» **Using the information**:
1) Read the fermentation workflow text and decide whether each statement agrees with it: (a) Qp measures the rate of target molecule production. (b) The Lynx setup is described as 12 times faster than manual pipetting. (c) Screening conditions at low throughput on the bench is called costly and time-consuming. For each, answer yes or no and quote the words of the text that settle it.
2) In the fermentation workflow text, which head is used with the LM900?
3) Duplicate everything in the fermentation workflow text from "We’ve done it" down to "platform look like?".

» **Source extract**:

----

Let me walk you through an example. This is what we call our small-scale technology—a plate-based fermentation workflow.

In this case, we use reverse engineering to improve substrate utilization in a strain. We generate a lot of unknown diversity and screen under process-relevant conditions. At the end, we collect production data.

We’re currently looking at:

  • Qs: the rate of substrate utilization

  • Qp: the rate of target molecule production

There’s a range of performance, but we focus on the top-left quadrant—high Qs and Qp. That means our strain is thriving in the environment, utilizing the substrate well, and producing a lot of the target molecule. We can select these candidates and integrate beneficial genotypes into the parent strain.

Let’s dig deeper into process conditions.

These include:

  • Substrate composition

  • Media components

  • pH

  • Agitation rate

  • Temperature

These all impact strain performance and the resulting phenotype.

In the figure on the right, we see how different genotypes produce different growth phenotypes, and how a single genotype can behave differently under different process conditions. Genotype matters, and process conditions matter. So, how do we develop a workflow that screens all these conditions?

We’ve done it in low-throughput ways on the bench—it’s costly and time-consuming. But with our robotic-integrated Lynx, we can now do it in high-throughput.

That’s what I want to focus on.

What does a high-throughput phenotyping platform look like?

At the core is the Dynamic Devices Lynx. We use the LM900 with a 96VVP head. This VBB (Variable Volume Bulkhead) technology allows for independent control of each channel. It’s 12x faster than an 8-channel pipette, and 96x faster than manual pipetting.

----

» **Given data**:

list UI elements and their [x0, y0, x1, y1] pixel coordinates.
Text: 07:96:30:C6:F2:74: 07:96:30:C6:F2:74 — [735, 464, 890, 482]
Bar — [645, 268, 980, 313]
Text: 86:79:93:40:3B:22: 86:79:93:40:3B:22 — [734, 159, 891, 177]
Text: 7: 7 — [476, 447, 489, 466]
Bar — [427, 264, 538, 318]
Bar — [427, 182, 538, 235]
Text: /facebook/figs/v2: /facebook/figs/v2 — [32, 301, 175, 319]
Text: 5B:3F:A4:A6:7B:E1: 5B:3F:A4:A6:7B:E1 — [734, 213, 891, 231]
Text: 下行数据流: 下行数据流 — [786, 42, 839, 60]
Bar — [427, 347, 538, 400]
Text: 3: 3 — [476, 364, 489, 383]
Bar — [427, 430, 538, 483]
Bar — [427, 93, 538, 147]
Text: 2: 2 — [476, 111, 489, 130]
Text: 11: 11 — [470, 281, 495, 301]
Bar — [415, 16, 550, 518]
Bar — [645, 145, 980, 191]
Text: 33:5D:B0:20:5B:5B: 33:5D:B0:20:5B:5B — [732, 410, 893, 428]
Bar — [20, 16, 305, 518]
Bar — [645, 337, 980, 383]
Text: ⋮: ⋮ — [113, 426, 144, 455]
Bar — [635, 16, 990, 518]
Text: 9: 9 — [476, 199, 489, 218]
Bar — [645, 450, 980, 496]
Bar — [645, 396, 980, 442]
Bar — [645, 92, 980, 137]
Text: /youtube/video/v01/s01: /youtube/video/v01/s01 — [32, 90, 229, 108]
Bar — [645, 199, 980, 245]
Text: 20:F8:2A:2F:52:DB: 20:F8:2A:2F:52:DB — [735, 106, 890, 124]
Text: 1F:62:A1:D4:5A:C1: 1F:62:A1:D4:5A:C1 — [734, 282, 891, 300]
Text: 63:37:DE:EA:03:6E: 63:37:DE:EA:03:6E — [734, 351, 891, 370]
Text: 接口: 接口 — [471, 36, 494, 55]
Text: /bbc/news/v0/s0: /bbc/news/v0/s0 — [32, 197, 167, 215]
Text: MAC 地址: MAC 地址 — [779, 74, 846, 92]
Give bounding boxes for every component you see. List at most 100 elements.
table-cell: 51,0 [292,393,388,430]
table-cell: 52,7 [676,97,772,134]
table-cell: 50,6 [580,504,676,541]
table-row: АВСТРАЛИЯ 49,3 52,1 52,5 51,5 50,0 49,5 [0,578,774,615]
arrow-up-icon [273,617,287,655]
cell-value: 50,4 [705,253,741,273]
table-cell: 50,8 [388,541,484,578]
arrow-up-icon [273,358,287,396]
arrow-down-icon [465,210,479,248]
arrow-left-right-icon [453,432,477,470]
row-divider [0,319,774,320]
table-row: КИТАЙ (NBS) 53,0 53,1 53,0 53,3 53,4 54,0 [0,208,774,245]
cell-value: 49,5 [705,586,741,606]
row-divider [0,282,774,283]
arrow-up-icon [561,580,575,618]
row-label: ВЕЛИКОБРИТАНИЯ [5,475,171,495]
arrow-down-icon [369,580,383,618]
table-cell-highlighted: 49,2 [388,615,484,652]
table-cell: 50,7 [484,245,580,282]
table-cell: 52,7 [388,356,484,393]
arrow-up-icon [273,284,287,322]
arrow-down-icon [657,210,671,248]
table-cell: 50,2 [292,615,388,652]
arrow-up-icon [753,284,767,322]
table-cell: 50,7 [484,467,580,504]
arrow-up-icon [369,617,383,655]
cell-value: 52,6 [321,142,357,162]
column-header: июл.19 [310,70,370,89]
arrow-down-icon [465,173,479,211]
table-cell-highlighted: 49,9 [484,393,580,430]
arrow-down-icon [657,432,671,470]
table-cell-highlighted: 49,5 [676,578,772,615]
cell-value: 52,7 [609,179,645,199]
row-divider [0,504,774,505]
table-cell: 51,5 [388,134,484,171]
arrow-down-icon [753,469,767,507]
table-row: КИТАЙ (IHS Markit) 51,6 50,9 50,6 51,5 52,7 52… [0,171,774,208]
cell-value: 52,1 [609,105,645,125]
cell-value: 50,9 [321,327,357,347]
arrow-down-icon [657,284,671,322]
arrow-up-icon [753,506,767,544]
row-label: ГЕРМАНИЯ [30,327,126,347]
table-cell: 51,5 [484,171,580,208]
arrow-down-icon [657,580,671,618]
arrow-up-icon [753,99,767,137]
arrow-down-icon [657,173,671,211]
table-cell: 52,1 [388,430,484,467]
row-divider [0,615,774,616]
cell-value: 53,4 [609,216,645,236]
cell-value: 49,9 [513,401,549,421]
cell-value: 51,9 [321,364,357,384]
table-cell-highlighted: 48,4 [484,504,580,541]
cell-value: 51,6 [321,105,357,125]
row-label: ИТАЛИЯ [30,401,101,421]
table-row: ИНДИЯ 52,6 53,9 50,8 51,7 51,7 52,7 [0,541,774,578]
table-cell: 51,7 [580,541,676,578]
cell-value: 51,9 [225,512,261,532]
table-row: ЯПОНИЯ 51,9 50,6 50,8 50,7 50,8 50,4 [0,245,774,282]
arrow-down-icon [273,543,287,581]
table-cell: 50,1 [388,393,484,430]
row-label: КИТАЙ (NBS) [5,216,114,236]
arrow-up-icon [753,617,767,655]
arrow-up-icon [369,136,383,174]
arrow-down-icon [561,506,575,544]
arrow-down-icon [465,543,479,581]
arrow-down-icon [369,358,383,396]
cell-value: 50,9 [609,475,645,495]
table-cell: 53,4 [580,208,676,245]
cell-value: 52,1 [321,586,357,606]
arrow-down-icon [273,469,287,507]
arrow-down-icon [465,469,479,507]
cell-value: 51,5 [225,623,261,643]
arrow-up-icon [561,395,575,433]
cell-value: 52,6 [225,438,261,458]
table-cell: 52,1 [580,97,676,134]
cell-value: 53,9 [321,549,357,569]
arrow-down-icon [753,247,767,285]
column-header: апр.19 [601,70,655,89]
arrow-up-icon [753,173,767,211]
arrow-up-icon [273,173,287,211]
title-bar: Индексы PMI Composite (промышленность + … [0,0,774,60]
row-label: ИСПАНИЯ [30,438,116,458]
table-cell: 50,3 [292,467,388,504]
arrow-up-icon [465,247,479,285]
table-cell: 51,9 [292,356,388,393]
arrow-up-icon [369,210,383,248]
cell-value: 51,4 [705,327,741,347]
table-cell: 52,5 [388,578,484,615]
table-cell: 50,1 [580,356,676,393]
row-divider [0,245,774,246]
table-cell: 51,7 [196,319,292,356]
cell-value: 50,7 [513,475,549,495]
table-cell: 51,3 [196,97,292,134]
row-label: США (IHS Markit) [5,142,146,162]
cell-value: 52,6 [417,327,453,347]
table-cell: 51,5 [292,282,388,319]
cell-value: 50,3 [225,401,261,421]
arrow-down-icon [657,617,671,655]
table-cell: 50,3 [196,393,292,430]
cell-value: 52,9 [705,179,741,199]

----

» **Outputs by task**:
1)
(a) Yes: "Qp: the rate of target molecule production"
(b) No: "It’s 12x faster than an 8-channel pipette, and 96x faster than manual pipetting."
(c) Yes: "We’ve done it in low-throughput ways on the bench—it’s costly and time-consuming."

2) A 96VVP head.

3)
We’ve done it in low-throughput ways on the bench—it’s costly and time-consuming. But with our robotic-integrated Lynx, we can now do it in high-throughput.

That’s what I want to focus on.

What does a high-throughput phenotyping platform look like?